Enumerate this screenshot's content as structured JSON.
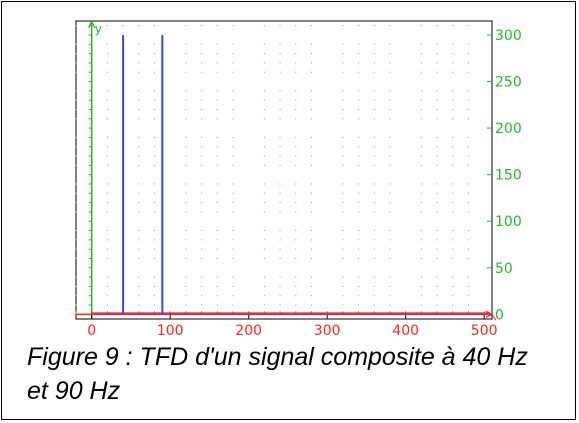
{
  "caption": "Figure 9 : TFD d'un signal composite à 40 Hz et 90 Hz",
  "chart_data": {
    "type": "bar",
    "title": "",
    "xlabel": "",
    "ylabel": "y",
    "xlim": [
      -20,
      510
    ],
    "ylim": [
      -5,
      315
    ],
    "x_ticks": [
      0,
      100,
      200,
      300,
      400,
      500
    ],
    "y_ticks": [
      0,
      50,
      100,
      150,
      200,
      250,
      300
    ],
    "x_tick_labels": [
      "0",
      "100",
      "200",
      "300",
      "400",
      "500"
    ],
    "y_tick_labels": [
      "0",
      "50",
      "100",
      "150",
      "200",
      "250",
      "300"
    ],
    "x_minor_step": 20,
    "y_minor_step": 10,
    "grid": true,
    "y_axis_position": "right",
    "series": [
      {
        "x": [
          40,
          90
        ],
        "values": [
          300,
          300
        ],
        "color": "#4444dd"
      }
    ],
    "baseline_color": "#cc3355",
    "x_axis_color": "#ff2222",
    "y_axis_color": "#22bb22"
  }
}
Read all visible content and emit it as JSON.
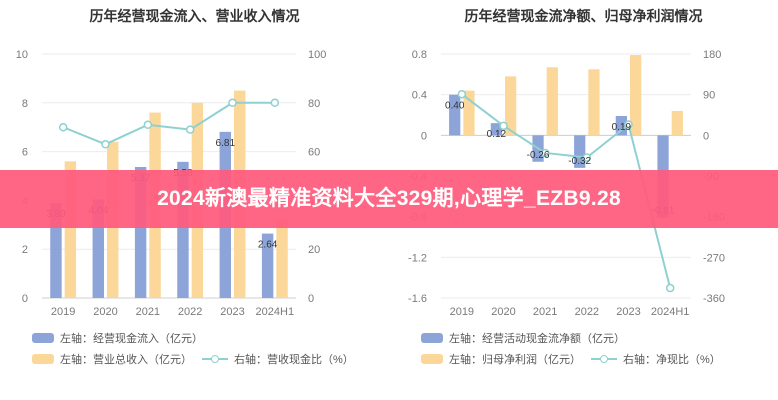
┄┄┄┄┄┄┄┄┄┄┄┄┄┄┄┄┄┄┄┄
PROBLEM REQUIREMENTS:
Supply the count of lines in the entries that contain the word "content", and nothing besides.

EXERCISE RESULT:
2